Number of airplanes in the sky

Lintcode

題意:

Given an interval list which are flying and landing time of the flight. How many airplanes are on the sky at most?

Example For interval list [[1,10],[2,3],[5,8],[4,7]], return 3

Note If landing and flying happens at the same time, we consider landing should happen at first.

解題思路:

  • 只有在有飛機起飛還是降落時,數目才會改變,因此只要check這兩個狀況發生的時間點即可

  • 每個起飛或落降的時間點,產出一個pair為(plane, time),按照時間(time)排序,在每個時間點,檢查是起飛還是降落

      - 起飛的話,則count加一
      - 降落的話,則count減一
    

暴力法:花O(N^2),針對每一塊,去掃看有沒有重疊的,若有則更新。

另可用掃描線來優化,達到O(N)

  • 可想像掃描線是在時間軸上的一條虛擬的線
  • s代表升起,t代表降落,Ti代表時間i
  • 把每個降落升起分別設為(s1,Ti),對Ti作排序
  • count + 1 代表起點,若又有另一個升起則count再加一,降落則減一

程式碼如下:

/**
 * Definition of Interval:
 * public classs Interval {
 *     int start, end;
 *     Interval(int start, int end) {
 *         this.start = start;
 *         this.end = end;
 *     }
 */

class Solution {
    /**
     * @param intervals: An interval array
     * @return: Count of airplanes are in the sky.

__練習要求__
1. 請輸出航班題解中的一段原文：從含有「Note If landing」的字句開始，到「暴力法:花O(N^2),針對每一塊,去掃看有沒有重疊的,若有則更新。」結束，一字不改。
2. 根據航班題解，為什麼只需檢查起飛和降落發生的時間點？請用一到三句話說明。
以下資料出自其他來源，並非取自航班題解。

__資料清單__
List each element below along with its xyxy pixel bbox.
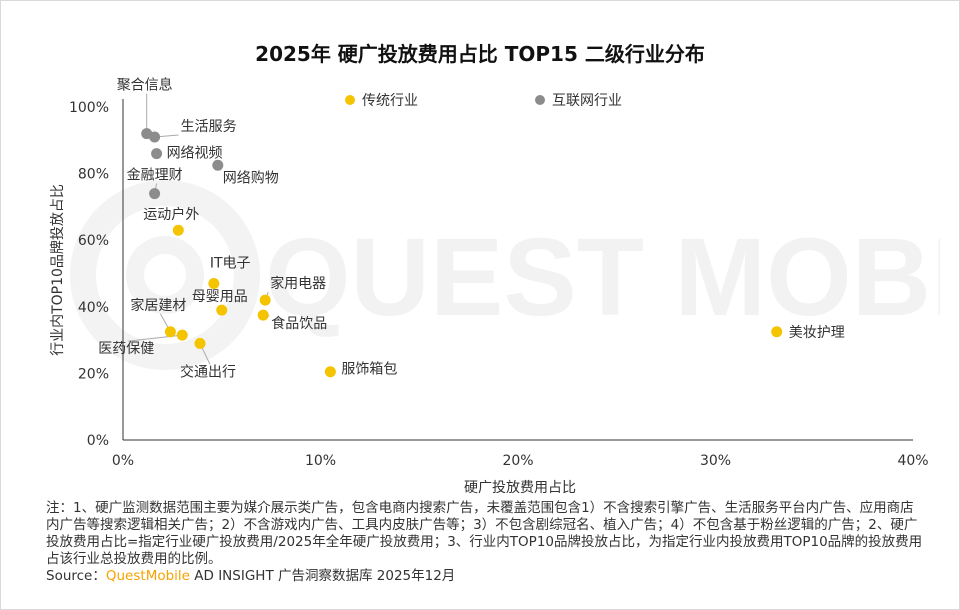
source-line: Source：QuestMobile AD INSIGHT 广告洞察数据库 20… [46, 568, 926, 585]
x-tick-label: 20% [502, 453, 533, 469]
point-label: 聚合信息 [117, 77, 173, 94]
data-point [151, 148, 163, 160]
watermark-text: QUEST MOBILE [265, 216, 940, 339]
data-point [216, 304, 228, 316]
point-label: 服饰箱包 [341, 362, 397, 378]
data-point [771, 326, 783, 338]
x-tick-label: 0% [112, 453, 134, 469]
data-point [257, 309, 269, 321]
point-label: 母婴用品 [192, 289, 248, 305]
legend-marker [345, 95, 355, 105]
y-axis-label: 行业内TOP10品牌投放占比 [50, 184, 66, 356]
point-label: 生活服务 [181, 119, 237, 135]
point-label: 家用电器 [270, 275, 326, 292]
legend-label: 传统行业 [362, 93, 418, 109]
axes [122, 99, 913, 441]
x-axis-label: 硬广投放费用占比 [464, 480, 576, 496]
data-point [194, 337, 206, 349]
x-tick-label: 40% [897, 453, 928, 469]
point-label: 食品饮品 [271, 315, 327, 332]
point-label: 家居建材 [130, 297, 186, 314]
x-tick-label: 10% [305, 453, 336, 469]
quest-mobile-watermark: QUEST MOBILE [70, 180, 940, 370]
y-tick-label: 20% [78, 366, 109, 382]
y-tick-label: 100% [69, 100, 109, 116]
legend-label: 互联网行业 [552, 93, 622, 109]
data-points [141, 128, 783, 378]
data-point [176, 329, 188, 341]
source-brand: QuestMobile [105, 568, 190, 584]
legend-marker [535, 95, 545, 105]
data-point [212, 159, 224, 171]
source-rest: AD INSIGHT 广告洞察数据库 2025年12月 [189, 568, 456, 584]
point-label: 网络视频 [167, 146, 223, 162]
y-tick-label: 0% [87, 433, 109, 449]
data-point [164, 326, 176, 338]
point-label: 金融理财 [127, 168, 183, 184]
point-label: 运动户外 [143, 206, 199, 223]
y-tick-label: 40% [78, 300, 109, 316]
data-point [324, 366, 336, 378]
footnote: 注：1、硬广监测数据范围主要为媒介展示类广告，包含电商内搜索广告，未覆盖范围包含… [46, 500, 926, 585]
point-label: 网络购物 [223, 170, 279, 186]
point-label: 美妆护理 [789, 325, 845, 341]
data-point [149, 131, 161, 143]
point-label: 交通出行 [180, 363, 236, 380]
data-point [259, 294, 271, 306]
chart-title: 2025年 硬广投放费用占比 TOP15 二级行业分布 [255, 42, 705, 66]
y-tick-label: 60% [78, 233, 109, 249]
point-label: IT电子 [210, 255, 251, 271]
source-prefix: Source： [46, 568, 106, 584]
legend: 传统行业 互联网行业 [345, 93, 622, 109]
footnote-text: 注：1、硬广监测数据范围主要为媒介展示类广告，包含电商内搜索广告，未覆盖范围包含… [46, 500, 923, 567]
y-tick-label: 80% [78, 167, 109, 183]
x-tick-label: 30% [700, 453, 731, 469]
watermark-logo-icon [70, 180, 260, 370]
data-point [149, 188, 161, 200]
x-tick-labels: 0% 10% 20% 30% 40% [112, 453, 929, 469]
data-point [208, 277, 220, 289]
data-point [172, 224, 184, 236]
y-tick-labels: 0% 20% 40% 60% 80% 100% [69, 100, 109, 449]
point-label: 医药保健 [98, 341, 154, 357]
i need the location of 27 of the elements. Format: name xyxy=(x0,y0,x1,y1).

__各題答案__
1.
Note If landing and flying happens at the same time, we consider landing should happen at first.

解題思路:

  • 只有在有飛機起飛還是降落時,數目才會改變,因此只要check這兩個狀況發生的時間點即可

  • 每個起飛或落降的時間點,產出一個pair為(plane, time),按照時間(time)排序,在每個時間點,檢查是起飛還是降落

      - 起飛的話,則count加一
      - 降落的話,則count減一
    

暴力法:花O(N^2),針對每一塊,去掃看有沒有重疊的,若有則更新。

2. 因為只有在飛機起飛或降落時，空中的飛機數目才會改變。因此只要檢查這兩種情況發生的時間點就夠了。